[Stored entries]
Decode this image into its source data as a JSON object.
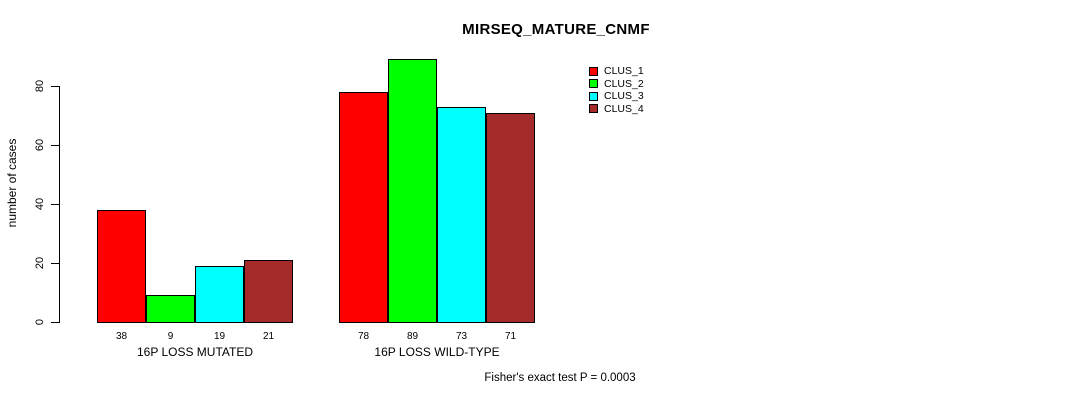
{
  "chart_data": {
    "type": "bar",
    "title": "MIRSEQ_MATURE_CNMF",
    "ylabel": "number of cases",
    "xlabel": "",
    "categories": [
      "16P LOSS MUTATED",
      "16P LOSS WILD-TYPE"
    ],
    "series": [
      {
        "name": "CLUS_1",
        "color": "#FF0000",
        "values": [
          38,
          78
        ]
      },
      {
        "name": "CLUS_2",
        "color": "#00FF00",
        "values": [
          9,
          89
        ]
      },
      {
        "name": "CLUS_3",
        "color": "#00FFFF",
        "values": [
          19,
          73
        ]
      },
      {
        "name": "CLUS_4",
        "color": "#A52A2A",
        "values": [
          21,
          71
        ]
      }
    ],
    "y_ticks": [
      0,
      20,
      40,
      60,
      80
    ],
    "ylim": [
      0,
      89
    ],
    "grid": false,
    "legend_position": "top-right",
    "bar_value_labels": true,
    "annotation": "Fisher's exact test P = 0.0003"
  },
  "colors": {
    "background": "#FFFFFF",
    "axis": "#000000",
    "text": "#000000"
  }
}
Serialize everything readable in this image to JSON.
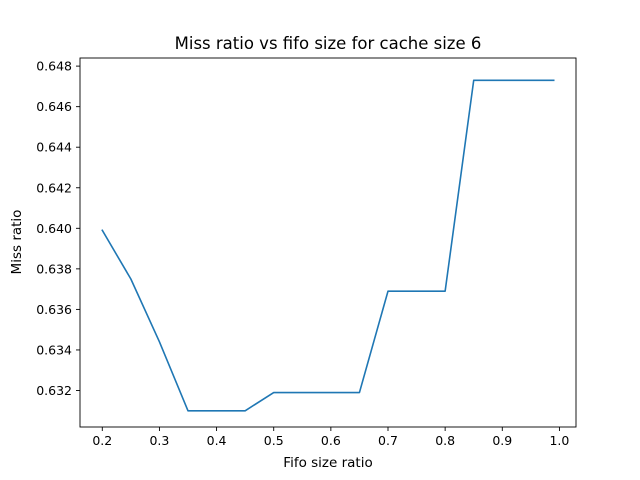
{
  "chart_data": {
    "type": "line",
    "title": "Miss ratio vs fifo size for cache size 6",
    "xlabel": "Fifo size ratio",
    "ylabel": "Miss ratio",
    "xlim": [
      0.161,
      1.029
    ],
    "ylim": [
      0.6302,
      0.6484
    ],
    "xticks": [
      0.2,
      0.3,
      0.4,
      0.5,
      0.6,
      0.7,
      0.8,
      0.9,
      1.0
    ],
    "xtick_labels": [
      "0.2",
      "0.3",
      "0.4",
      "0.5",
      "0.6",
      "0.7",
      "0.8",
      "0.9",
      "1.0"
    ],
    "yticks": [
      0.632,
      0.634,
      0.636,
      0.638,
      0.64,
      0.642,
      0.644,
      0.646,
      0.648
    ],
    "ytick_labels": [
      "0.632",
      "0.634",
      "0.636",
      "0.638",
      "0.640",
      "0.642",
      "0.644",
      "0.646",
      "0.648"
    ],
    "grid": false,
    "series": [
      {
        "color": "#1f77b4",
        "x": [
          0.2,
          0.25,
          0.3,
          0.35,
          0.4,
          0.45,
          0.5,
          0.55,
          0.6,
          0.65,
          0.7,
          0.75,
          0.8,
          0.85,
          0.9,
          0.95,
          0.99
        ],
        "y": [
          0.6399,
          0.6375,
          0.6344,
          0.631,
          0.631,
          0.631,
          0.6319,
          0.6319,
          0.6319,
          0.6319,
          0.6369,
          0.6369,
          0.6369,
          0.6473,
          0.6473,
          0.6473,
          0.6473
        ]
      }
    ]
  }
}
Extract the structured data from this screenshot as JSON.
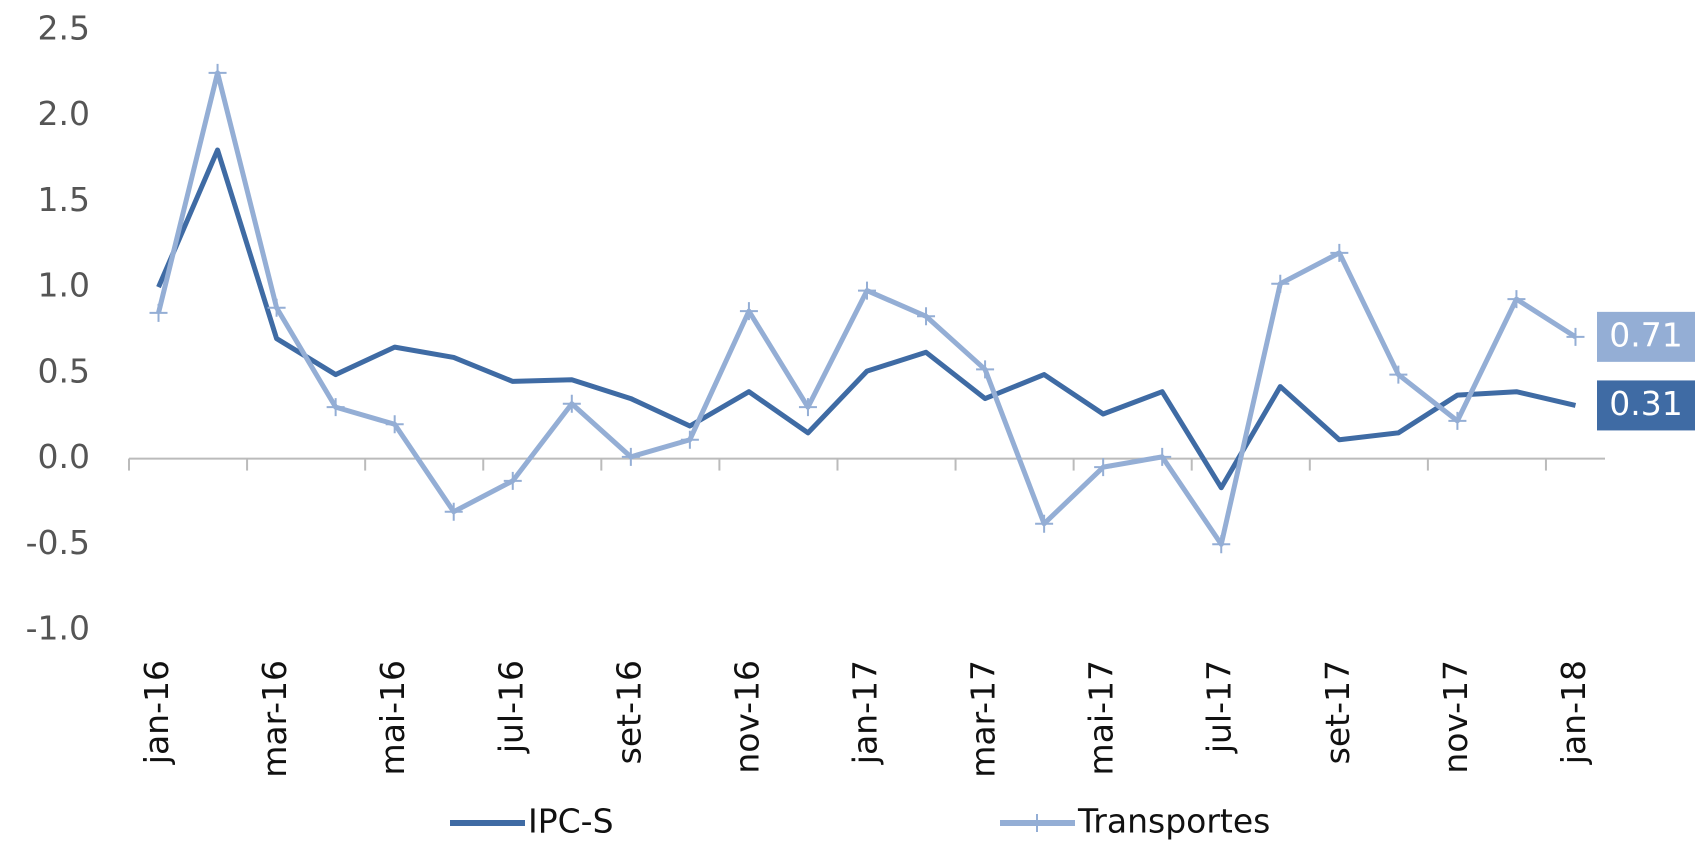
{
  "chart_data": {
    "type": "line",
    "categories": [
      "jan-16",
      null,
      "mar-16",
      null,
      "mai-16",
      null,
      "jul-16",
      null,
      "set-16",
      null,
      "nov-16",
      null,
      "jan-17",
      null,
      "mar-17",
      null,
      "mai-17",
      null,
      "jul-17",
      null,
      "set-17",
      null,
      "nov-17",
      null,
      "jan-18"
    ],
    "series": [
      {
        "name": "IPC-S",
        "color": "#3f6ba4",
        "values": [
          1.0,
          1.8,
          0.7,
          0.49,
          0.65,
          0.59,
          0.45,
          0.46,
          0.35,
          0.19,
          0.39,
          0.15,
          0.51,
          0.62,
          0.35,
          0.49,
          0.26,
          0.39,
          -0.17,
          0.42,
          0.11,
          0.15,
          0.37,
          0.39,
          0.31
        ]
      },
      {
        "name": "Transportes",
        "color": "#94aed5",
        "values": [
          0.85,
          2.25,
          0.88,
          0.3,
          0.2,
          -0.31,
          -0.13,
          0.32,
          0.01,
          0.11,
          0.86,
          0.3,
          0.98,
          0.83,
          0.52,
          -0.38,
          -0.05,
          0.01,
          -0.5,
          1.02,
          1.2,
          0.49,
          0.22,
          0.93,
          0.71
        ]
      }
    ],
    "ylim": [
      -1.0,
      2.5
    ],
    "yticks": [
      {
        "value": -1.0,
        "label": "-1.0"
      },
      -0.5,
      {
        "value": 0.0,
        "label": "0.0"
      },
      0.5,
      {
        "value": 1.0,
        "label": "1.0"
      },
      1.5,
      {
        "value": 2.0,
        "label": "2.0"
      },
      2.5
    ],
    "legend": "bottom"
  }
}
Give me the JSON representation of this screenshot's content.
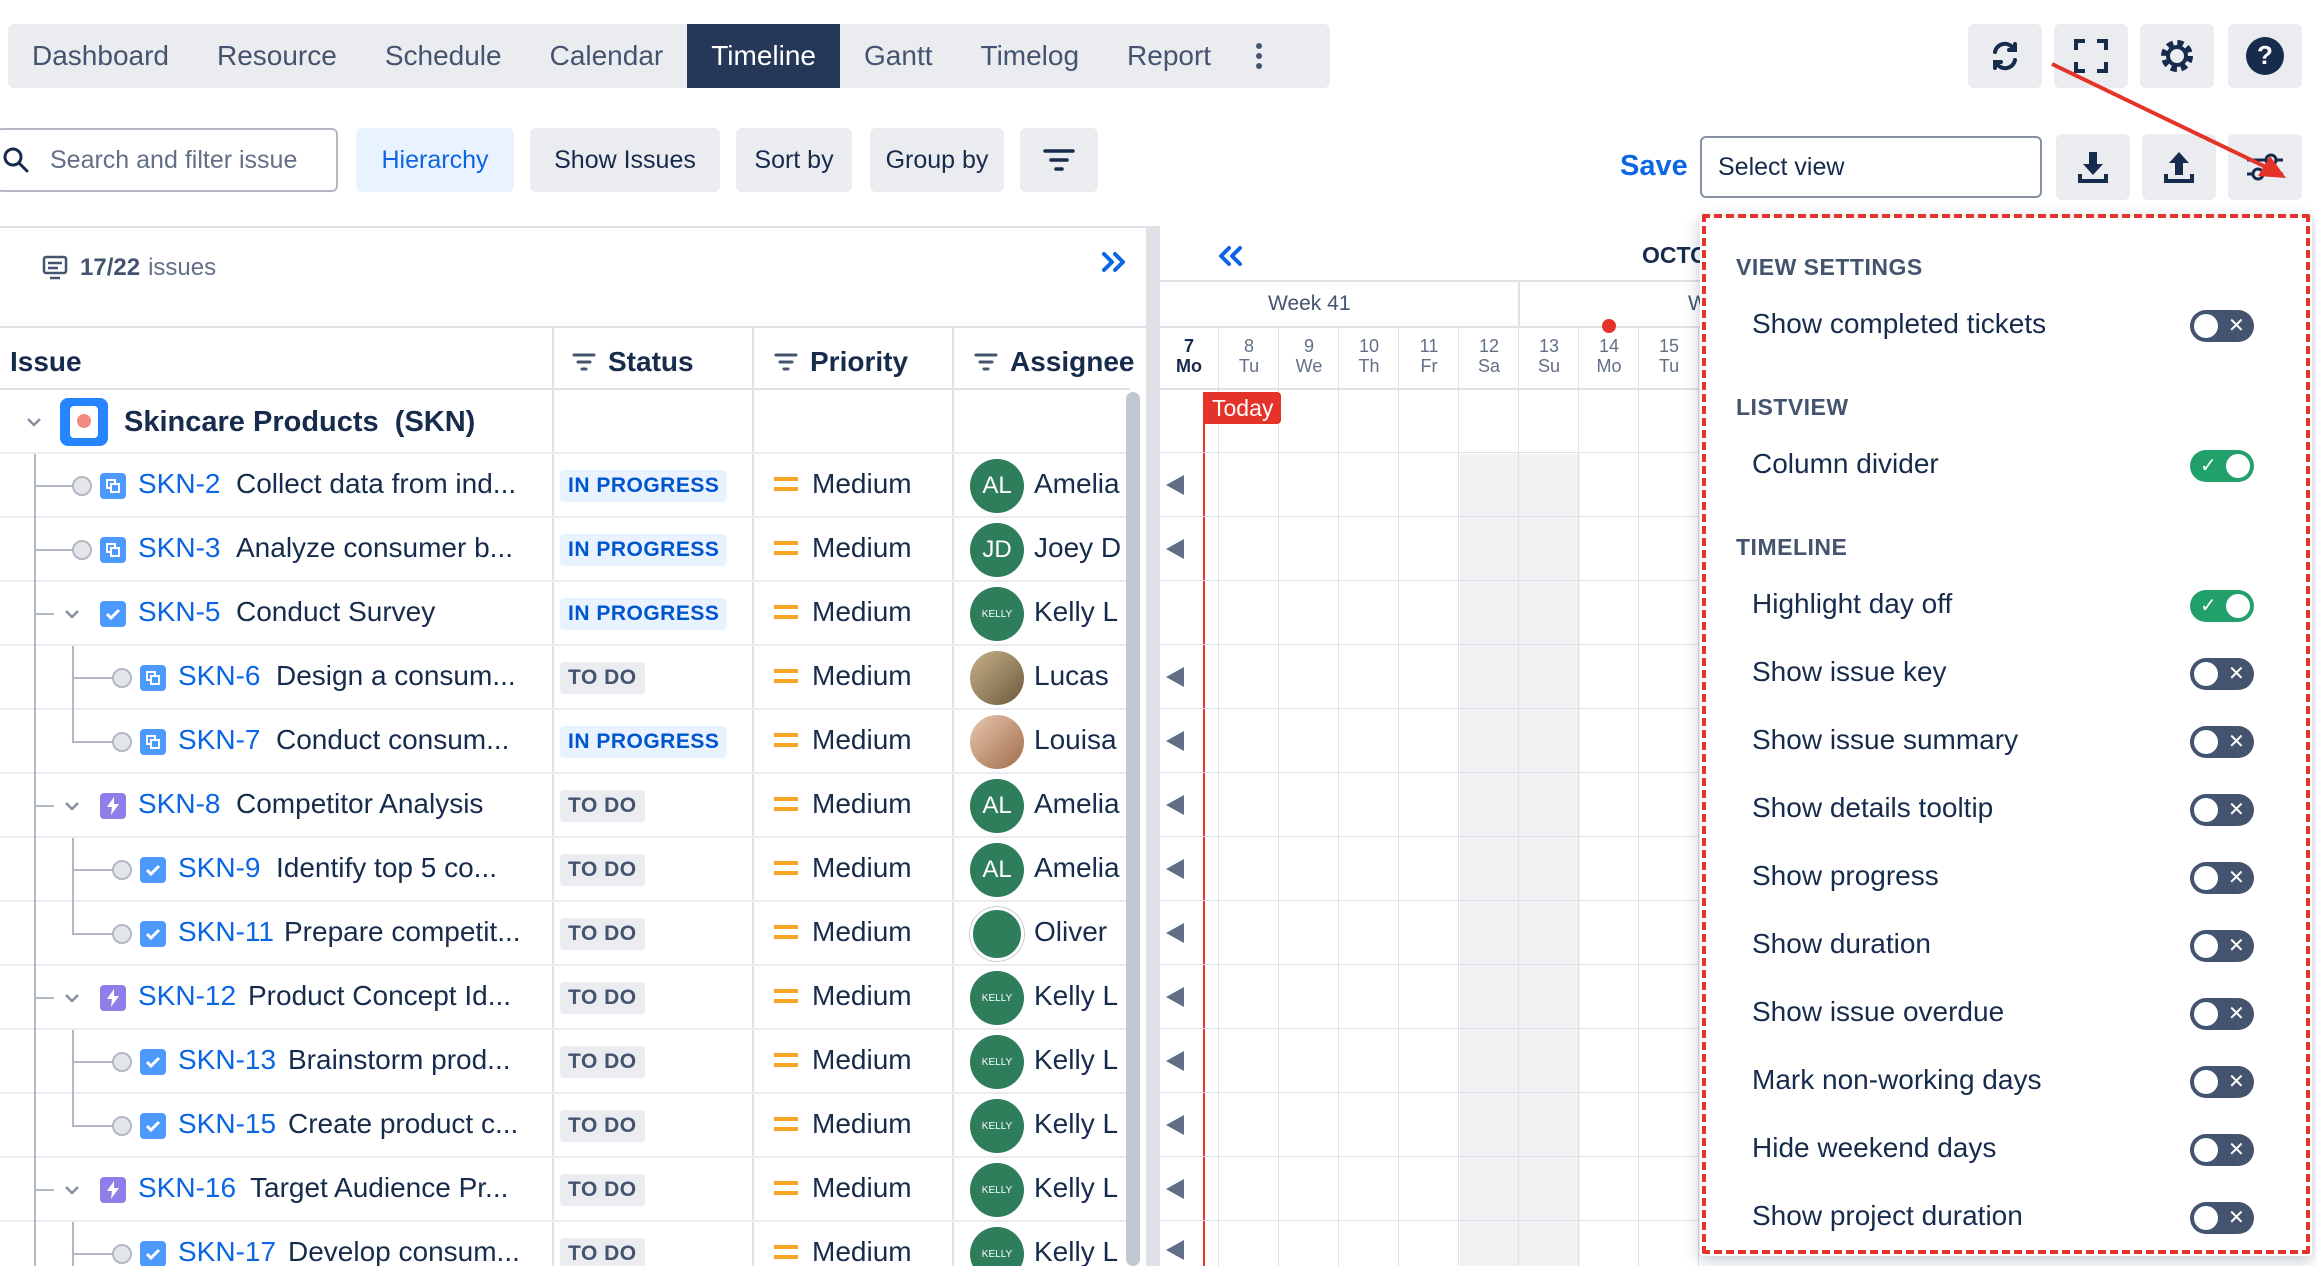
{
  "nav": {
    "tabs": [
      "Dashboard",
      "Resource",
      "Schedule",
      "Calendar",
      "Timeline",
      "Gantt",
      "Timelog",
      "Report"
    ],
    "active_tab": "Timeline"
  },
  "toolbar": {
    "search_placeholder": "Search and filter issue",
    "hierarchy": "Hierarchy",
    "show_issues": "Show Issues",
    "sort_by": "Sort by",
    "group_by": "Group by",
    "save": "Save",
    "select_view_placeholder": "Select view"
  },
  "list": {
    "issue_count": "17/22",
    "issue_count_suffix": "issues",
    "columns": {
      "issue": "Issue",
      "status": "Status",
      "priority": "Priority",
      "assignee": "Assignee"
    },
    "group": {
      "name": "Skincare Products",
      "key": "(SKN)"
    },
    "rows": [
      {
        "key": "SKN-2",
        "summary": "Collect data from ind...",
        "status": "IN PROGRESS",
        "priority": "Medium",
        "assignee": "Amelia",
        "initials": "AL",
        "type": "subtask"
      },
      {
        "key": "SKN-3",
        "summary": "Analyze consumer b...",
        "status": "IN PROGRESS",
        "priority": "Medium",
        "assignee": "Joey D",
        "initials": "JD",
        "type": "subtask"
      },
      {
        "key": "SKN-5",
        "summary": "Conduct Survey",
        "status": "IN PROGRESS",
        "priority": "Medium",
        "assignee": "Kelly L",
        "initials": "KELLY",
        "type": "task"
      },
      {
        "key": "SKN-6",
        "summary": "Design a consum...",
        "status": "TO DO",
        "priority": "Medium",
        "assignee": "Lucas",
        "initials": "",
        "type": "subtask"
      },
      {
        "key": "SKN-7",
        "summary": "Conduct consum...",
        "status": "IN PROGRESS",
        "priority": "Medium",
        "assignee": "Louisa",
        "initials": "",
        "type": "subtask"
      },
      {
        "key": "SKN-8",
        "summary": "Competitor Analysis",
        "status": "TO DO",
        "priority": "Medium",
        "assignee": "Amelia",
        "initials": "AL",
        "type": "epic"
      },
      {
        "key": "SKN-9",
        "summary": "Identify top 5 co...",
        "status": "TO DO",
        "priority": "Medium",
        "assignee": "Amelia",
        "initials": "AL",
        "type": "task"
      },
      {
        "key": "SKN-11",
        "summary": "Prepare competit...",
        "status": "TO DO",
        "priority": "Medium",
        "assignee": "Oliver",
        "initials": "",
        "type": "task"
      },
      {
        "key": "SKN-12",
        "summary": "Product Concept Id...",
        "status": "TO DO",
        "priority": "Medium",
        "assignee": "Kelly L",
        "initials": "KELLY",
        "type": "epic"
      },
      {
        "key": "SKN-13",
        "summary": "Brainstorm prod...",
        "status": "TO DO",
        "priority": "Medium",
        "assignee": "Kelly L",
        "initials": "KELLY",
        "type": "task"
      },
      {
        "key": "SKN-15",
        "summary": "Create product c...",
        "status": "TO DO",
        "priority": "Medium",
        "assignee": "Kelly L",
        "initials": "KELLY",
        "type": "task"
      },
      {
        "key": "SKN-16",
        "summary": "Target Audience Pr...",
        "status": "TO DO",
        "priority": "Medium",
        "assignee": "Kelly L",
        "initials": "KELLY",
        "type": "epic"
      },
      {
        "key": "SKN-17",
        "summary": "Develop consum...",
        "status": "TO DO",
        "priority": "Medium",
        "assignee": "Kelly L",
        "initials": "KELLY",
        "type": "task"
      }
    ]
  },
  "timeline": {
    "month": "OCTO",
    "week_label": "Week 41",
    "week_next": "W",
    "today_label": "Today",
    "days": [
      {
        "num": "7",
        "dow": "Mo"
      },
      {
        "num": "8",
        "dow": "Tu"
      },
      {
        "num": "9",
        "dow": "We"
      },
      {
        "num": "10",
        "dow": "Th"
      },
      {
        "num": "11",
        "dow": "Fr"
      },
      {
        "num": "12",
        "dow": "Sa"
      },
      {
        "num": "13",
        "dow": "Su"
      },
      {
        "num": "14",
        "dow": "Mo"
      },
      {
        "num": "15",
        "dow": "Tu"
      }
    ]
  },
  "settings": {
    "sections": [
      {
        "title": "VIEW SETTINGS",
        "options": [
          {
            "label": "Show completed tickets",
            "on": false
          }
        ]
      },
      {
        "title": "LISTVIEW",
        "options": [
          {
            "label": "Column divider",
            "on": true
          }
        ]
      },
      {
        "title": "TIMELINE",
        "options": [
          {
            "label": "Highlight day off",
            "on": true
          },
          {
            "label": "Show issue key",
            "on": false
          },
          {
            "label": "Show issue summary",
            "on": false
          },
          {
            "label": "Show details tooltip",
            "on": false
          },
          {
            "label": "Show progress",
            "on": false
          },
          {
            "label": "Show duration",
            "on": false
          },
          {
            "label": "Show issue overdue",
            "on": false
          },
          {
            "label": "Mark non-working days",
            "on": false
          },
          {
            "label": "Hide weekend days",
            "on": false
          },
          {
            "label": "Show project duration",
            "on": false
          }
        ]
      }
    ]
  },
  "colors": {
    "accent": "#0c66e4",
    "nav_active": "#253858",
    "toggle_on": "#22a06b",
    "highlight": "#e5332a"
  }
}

§ WHAT IS NEEDED
Say how many lines in the records hold "Conduct", with the number as the whole reply.

§ RESPONSE BELOW
2